**Source data:**
-=-=-
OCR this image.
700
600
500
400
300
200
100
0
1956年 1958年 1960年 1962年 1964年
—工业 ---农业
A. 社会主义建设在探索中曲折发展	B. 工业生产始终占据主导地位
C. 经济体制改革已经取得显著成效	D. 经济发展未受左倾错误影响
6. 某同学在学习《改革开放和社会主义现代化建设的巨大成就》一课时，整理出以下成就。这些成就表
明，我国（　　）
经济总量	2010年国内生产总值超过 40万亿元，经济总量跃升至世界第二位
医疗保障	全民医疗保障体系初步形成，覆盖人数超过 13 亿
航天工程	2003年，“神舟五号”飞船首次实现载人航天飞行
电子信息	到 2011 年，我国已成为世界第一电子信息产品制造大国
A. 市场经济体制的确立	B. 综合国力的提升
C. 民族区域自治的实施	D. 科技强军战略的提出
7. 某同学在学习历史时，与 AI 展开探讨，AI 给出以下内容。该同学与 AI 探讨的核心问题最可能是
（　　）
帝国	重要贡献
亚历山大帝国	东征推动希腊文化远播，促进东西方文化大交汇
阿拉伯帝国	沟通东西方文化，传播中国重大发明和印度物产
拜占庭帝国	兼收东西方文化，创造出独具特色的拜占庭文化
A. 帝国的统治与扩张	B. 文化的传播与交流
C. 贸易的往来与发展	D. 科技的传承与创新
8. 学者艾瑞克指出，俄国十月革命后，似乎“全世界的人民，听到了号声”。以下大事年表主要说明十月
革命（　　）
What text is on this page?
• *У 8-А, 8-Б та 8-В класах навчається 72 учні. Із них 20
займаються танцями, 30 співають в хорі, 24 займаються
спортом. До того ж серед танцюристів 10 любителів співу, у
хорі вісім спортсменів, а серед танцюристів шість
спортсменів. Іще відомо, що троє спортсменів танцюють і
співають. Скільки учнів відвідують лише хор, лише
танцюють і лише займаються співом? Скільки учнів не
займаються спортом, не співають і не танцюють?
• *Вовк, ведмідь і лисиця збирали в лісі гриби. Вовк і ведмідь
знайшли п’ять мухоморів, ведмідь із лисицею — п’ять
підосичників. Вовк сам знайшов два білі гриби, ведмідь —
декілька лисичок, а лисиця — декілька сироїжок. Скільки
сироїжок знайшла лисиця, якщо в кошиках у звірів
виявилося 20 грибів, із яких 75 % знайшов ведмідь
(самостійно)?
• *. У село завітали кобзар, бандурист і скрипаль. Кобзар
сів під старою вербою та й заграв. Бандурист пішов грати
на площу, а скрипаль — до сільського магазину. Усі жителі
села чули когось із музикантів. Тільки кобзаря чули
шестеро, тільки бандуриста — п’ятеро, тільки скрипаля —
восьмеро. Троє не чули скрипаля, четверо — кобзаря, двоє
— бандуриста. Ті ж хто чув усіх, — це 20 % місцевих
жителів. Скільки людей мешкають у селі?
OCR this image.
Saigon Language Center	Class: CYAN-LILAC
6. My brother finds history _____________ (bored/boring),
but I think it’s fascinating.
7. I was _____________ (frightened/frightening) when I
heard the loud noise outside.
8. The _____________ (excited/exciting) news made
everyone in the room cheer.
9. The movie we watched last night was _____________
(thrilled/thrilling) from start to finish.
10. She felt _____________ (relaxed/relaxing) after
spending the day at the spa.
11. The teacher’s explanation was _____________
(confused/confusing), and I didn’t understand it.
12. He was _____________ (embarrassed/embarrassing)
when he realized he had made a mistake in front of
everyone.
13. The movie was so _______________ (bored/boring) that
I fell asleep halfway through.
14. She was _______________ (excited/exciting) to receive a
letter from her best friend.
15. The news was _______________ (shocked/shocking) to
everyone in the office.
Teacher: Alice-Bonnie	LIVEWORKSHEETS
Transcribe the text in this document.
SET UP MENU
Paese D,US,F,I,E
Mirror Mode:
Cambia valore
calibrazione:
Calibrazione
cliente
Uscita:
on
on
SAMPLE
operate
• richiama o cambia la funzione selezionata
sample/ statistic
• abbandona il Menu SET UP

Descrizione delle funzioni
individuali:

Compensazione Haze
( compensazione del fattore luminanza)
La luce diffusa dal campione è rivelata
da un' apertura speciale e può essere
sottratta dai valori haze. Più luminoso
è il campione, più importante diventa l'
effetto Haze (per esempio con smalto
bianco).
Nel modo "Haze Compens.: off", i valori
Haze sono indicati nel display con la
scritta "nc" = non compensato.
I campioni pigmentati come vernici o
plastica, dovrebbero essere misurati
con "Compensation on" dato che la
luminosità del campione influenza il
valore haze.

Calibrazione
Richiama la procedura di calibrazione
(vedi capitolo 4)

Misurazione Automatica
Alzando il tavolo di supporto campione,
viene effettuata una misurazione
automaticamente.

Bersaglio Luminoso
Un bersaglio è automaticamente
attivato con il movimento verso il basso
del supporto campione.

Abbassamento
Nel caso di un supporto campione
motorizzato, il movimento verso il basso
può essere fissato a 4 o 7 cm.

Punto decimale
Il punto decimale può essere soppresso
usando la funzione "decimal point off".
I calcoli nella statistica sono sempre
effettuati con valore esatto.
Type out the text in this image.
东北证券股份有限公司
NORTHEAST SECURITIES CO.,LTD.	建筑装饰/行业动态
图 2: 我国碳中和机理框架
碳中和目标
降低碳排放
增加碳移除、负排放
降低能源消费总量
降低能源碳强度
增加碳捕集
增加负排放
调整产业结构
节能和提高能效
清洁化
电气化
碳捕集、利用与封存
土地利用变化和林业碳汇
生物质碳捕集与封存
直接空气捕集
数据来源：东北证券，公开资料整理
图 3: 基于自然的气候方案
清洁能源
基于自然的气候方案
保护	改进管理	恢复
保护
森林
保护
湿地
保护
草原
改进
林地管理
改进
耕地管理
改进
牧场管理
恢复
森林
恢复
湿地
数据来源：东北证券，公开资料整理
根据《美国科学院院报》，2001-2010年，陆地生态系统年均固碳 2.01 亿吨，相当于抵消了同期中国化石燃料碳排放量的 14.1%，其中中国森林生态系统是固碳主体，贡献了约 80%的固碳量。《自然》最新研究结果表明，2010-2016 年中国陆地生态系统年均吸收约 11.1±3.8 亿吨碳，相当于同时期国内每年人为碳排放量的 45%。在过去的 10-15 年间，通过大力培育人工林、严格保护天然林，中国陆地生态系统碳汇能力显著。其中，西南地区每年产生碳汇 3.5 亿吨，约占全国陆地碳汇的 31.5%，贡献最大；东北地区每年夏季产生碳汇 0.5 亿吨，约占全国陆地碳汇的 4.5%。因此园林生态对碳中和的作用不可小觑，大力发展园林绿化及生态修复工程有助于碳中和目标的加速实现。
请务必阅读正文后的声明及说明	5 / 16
-=-=-
**Set problem:**
Every entry above needs to be quoted exactly.

**Output of the task:**
OCR this image.
700
600
500
400
300
200
100
0
1956年 1958年 1960年 1962年 1964年
—工业 ---农业
A. 社会主义建设在探索中曲折发展	B. 工业生产始终占据主导地位
C. 经济体制改革已经取得显著成效	D. 经济发展未受左倾错误影响
6. 某同学在学习《改革开放和社会主义现代化建设的巨大成就》一课时，整理出以下成就。这些成就表
明，我国（　　）
经济总量	2010年国内生产总值超过 40万亿元，经济总量跃升至世界第二位
医疗保障	全民医疗保障体系初步形成，覆盖人数超过 13 亿
航天工程	2003年，“神舟五号”飞船首次实现载人航天飞行
电子信息	到 2011 年，我国已成为世界第一电子信息产品制造大国
A. 市场经济体制的确立	B. 综合国力的提升
C. 民族区域自治的实施	D. 科技强军战略的提出
7. 某同学在学习历史时，与 AI 展开探讨，AI 给出以下内容。该同学与 AI 探讨的核心问题最可能是
（　　）
帝国	重要贡献
亚历山大帝国	东征推动希腊文化远播，促进东西方文化大交汇
阿拉伯帝国	沟通东西方文化，传播中国重大发明和印度物产
拜占庭帝国	兼收东西方文化，创造出独具特色的拜占庭文化
A. 帝国的统治与扩张	B. 文化的传播与交流
C. 贸易的往来与发展	D. 科技的传承与创新
8. 学者艾瑞克指出，俄国十月革命后，似乎“全世界的人民，听到了号声”。以下大事年表主要说明十月
革命（　　）
What text is on this page?
• *У 8-А, 8-Б та 8-В класах навчається 72 учні. Із них 20
займаються танцями, 30 співають в хорі, 24 займаються
спортом. До того ж серед танцюристів 10 любителів співу, у
хорі вісім спортсменів, а серед танцюристів шість
спортсменів. Іще відомо, що троє спортсменів танцюють і
співають. Скільки учнів відвідують лише хор, лише
танцюють і лише займаються співом? Скільки учнів не
займаються спортом, не співають і не танцюють?
• *Вовк, ведмідь і лисиця збирали в лісі гриби. Вовк і ведмідь
знайшли п’ять мухоморів, ведмідь із лисицею — п’ять
підосичників. Вовк сам знайшов два білі гриби, ведмідь —
декілька лисичок, а лисиця — декілька сироїжок. Скільки
сироїжок знайшла лисиця, якщо в кошиках у звірів
виявилося 20 грибів, із яких 75 % знайшов ведмідь
(самостійно)?
• *. У село завітали кобзар, бандурист і скрипаль. Кобзар
сів під старою вербою та й заграв. Бандурист пішов грати
на площу, а скрипаль — до сільського магазину. Усі жителі
села чули когось із музикантів. Тільки кобзаря чули
шестеро, тільки бандуриста — п’ятеро, тільки скрипаля —
восьмеро. Троє не чули скрипаля, четверо — кобзаря, двоє
— бандуриста. Ті ж хто чув усіх, — це 20 % місцевих
жителів. Скільки людей мешкають у селі?
OCR this image.
Saigon Language Center	Class: CYAN-LILAC
6. My brother finds history _____________ (bored/boring),
but I think it’s fascinating.
7. I was _____________ (frightened/frightening) when I
heard the loud noise outside.
8. The _____________ (excited/exciting) news made
everyone in the room cheer.
9. The movie we watched last night was _____________
(thrilled/thrilling) from start to finish.
10. She felt _____________ (relaxed/relaxing) after
spending the day at the spa.
11. The teacher’s explanation was _____________
(confused/confusing), and I didn’t understand it.
12. He was _____________ (embarrassed/embarrassing)
when he realized he had made a mistake in front of
everyone.
13. The movie was so _______________ (bored/boring) that
I fell asleep halfway through.
14. She was _______________ (excited/exciting) to receive a
letter from her best friend.
15. The news was _______________ (shocked/shocking) to
everyone in the office.
Teacher: Alice-Bonnie	LIVEWORKSHEETS
Transcribe the text in this document.
SET UP MENU
Paese D,US,F,I,E
Mirror Mode:
Cambia valore
calibrazione:
Calibrazione
cliente
Uscita:
on
on
SAMPLE
operate
• richiama o cambia la funzione selezionata
sample/ statistic
• abbandona il Menu SET UP

Descrizione delle funzioni
individuali:

Compensazione Haze
( compensazione del fattore luminanza)
La luce diffusa dal campione è rivelata
da un' apertura speciale e può essere
sottratta dai valori haze. Più luminoso
è il campione, più importante diventa l'
effetto Haze (per esempio con smalto
bianco).
Nel modo "Haze Compens.: off", i valori
Haze sono indicati nel display con la
scritta "nc" = non compensato.
I campioni pigmentati come vernici o
plastica, dovrebbero essere misurati
con "Compensation on" dato che la
luminosità del campione influenza il
valore haze.

Calibrazione
Richiama la procedura di calibrazione
(vedi capitolo 4)

Misurazione Automatica
Alzando il tavolo di supporto campione,
viene effettuata una misurazione
automaticamente.

Bersaglio Luminoso
Un bersaglio è automaticamente
attivato con il movimento verso il basso
del supporto campione.

Abbassamento
Nel caso di un supporto campione
motorizzato, il movimento verso il basso
può essere fissato a 4 o 7 cm.

Punto decimale
Il punto decimale può essere soppresso
usando la funzione "decimal point off".
I calcoli nella statistica sono sempre
effettuati con valore esatto.
Type out the text in this image.
东北证券股份有限公司
NORTHEAST SECURITIES CO.,LTD.	建筑装饰/行业动态
图 2: 我国碳中和机理框架
碳中和目标
降低碳排放
增加碳移除、负排放
降低能源消费总量
降低能源碳强度
增加碳捕集
增加负排放
调整产业结构
节能和提高能效
清洁化
电气化
碳捕集、利用与封存
土地利用变化和林业碳汇
生物质碳捕集与封存
直接空气捕集
数据来源：东北证券，公开资料整理
图 3: 基于自然的气候方案
清洁能源
基于自然的气候方案
保护	改进管理	恢复
保护
森林
保护
湿地
保护
草原
改进
林地管理
改进
耕地管理
改进
牧场管理
恢复
森林
恢复
湿地
数据来源：东北证券，公开资料整理
根据《美国科学院院报》，2001-2010年，陆地生态系统年均固碳 2.01 亿吨，相当于抵消了同期中国化石燃料碳排放量的 14.1%，其中中国森林生态系统是固碳主体，贡献了约 80%的固碳量。《自然》最新研究结果表明，2010-2016 年中国陆地生态系统年均吸收约 11.1±3.8 亿吨碳，相当于同时期国内每年人为碳排放量的 45%。在过去的 10-15 年间，通过大力培育人工林、严格保护天然林，中国陆地生态系统碳汇能力显著。其中，西南地区每年产生碳汇 3.5 亿吨，约占全国陆地碳汇的 31.5%，贡献最大；东北地区每年夏季产生碳汇 0.5 亿吨，约占全国陆地碳汇的 4.5%。因此园林生态对碳中和的作用不可小觑，大力发展园林绿化及生态修复工程有助于碳中和目标的加速实现。
请务必阅读正文后的声明及说明	5 / 16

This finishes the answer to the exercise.